** DIRECTIONS **
Repeat the records in full and exactly, omitting pictures.

-- START OF RECORDS --

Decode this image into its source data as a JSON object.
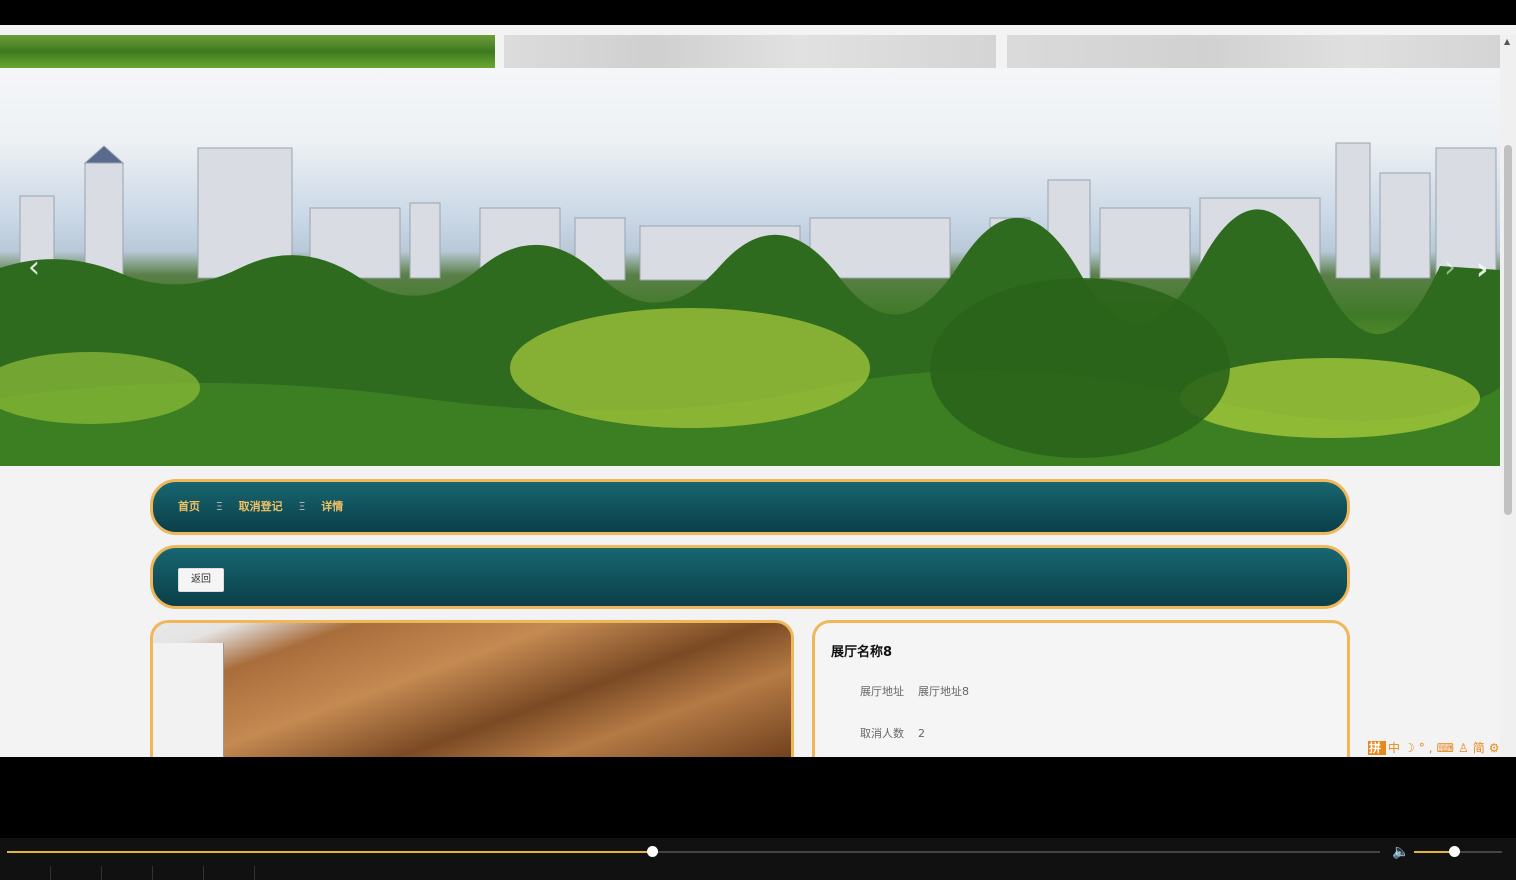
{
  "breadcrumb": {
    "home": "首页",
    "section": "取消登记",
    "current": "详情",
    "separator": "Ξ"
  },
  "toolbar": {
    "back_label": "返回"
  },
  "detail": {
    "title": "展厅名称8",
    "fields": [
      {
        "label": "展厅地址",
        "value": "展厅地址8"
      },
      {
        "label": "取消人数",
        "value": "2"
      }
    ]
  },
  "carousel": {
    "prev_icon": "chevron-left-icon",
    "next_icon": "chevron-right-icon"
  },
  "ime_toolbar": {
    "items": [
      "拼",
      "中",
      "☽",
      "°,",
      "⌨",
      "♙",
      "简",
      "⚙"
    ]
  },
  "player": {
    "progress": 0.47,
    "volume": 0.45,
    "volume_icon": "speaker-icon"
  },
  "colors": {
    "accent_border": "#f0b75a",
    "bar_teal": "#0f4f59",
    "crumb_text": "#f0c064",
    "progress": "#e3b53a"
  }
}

-- END OF RECORDS --

** OUTPUT FOR THIS TASK **
Decode this image into its source data as a JSON object.
{
  "breadcrumb": {
    "home": "首页",
    "section": "取消登记",
    "current": "详情",
    "separator": "Ξ"
  },
  "toolbar": {
    "back_label": "返回"
  },
  "detail": {
    "title": "展厅名称8",
    "fields": [
      {
        "label": "展厅地址",
        "value": "展厅地址8"
      },
      {
        "label": "取消人数",
        "value": "2"
      }
    ]
  },
  "carousel": {
    "prev_icon": "chevron-left-icon",
    "next_icon": "chevron-right-icon"
  },
  "ime_toolbar": {
    "items": [
      "拼",
      "中",
      "☽",
      "°,",
      "⌨",
      "♙",
      "简",
      "⚙"
    ]
  },
  "player": {
    "progress": 0.47,
    "volume": 0.45,
    "volume_icon": "speaker-icon"
  },
  "colors": {
    "accent_border": "#f0b75a",
    "bar_teal": "#0f4f59",
    "crumb_text": "#f0c064",
    "progress": "#e3b53a"
  }
}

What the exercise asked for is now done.